_What the exercise asks:_ Of all the lines in the material, how many include the word "this"? Give only the number.

————

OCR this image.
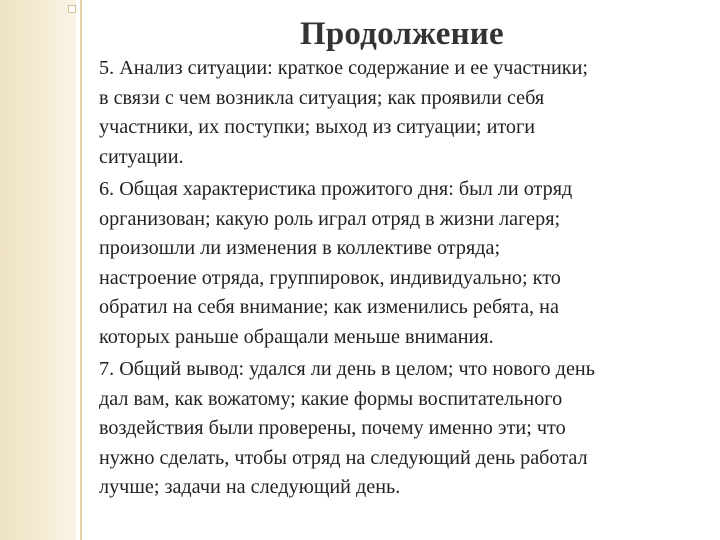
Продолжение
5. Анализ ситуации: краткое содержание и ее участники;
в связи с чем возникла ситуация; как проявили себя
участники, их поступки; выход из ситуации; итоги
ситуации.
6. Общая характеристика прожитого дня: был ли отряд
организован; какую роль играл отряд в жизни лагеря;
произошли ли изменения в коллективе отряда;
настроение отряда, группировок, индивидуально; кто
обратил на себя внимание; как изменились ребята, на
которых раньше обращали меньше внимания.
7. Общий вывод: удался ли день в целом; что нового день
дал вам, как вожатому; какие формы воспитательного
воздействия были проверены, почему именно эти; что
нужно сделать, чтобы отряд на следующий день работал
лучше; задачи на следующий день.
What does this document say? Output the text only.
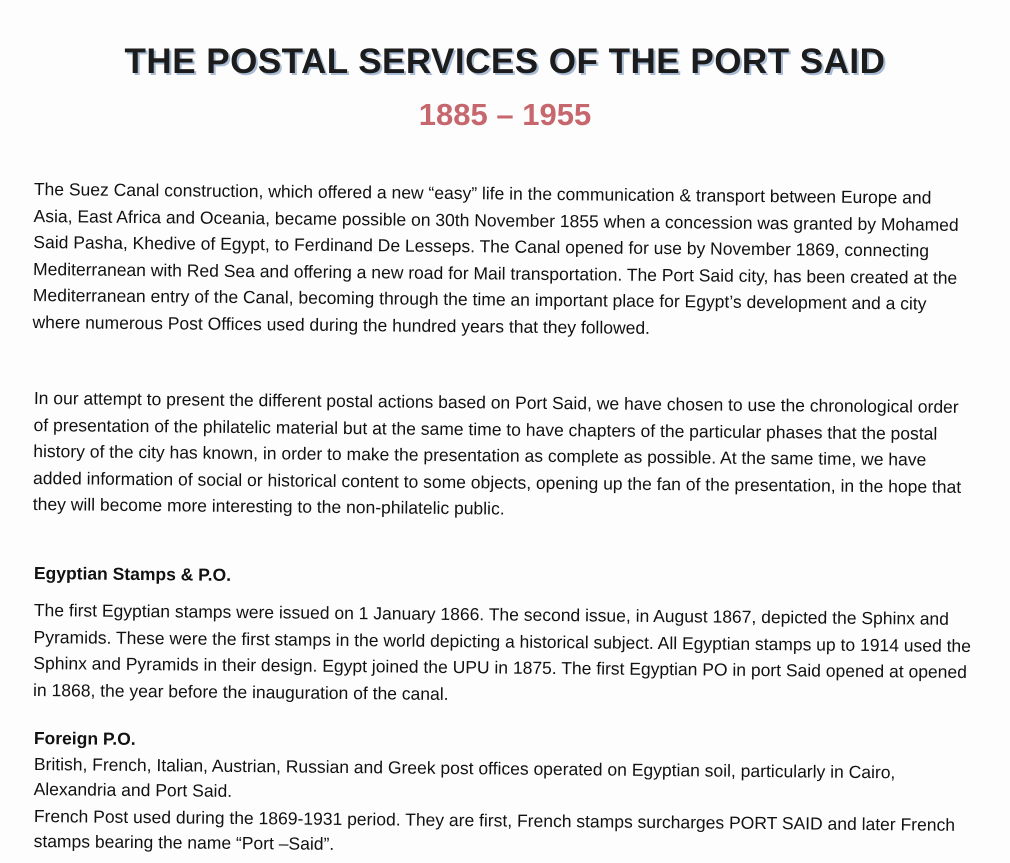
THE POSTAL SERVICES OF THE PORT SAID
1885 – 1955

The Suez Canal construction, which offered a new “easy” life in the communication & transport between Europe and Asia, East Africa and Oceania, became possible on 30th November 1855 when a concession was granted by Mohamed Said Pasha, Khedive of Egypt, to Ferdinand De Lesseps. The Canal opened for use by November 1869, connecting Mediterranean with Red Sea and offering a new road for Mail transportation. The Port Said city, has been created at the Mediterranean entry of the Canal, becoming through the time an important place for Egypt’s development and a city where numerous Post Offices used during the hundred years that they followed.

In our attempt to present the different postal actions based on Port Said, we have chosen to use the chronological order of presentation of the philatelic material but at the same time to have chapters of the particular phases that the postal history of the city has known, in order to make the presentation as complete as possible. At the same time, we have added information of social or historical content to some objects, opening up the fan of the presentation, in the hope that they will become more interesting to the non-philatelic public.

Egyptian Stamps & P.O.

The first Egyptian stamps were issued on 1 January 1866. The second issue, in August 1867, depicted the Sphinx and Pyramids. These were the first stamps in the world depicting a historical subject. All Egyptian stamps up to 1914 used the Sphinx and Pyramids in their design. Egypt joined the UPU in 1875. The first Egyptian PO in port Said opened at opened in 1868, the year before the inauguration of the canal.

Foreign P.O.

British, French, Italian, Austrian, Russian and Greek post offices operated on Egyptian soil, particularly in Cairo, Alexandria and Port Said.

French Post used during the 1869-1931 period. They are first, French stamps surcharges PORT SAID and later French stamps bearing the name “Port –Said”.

————

_Output:_ 2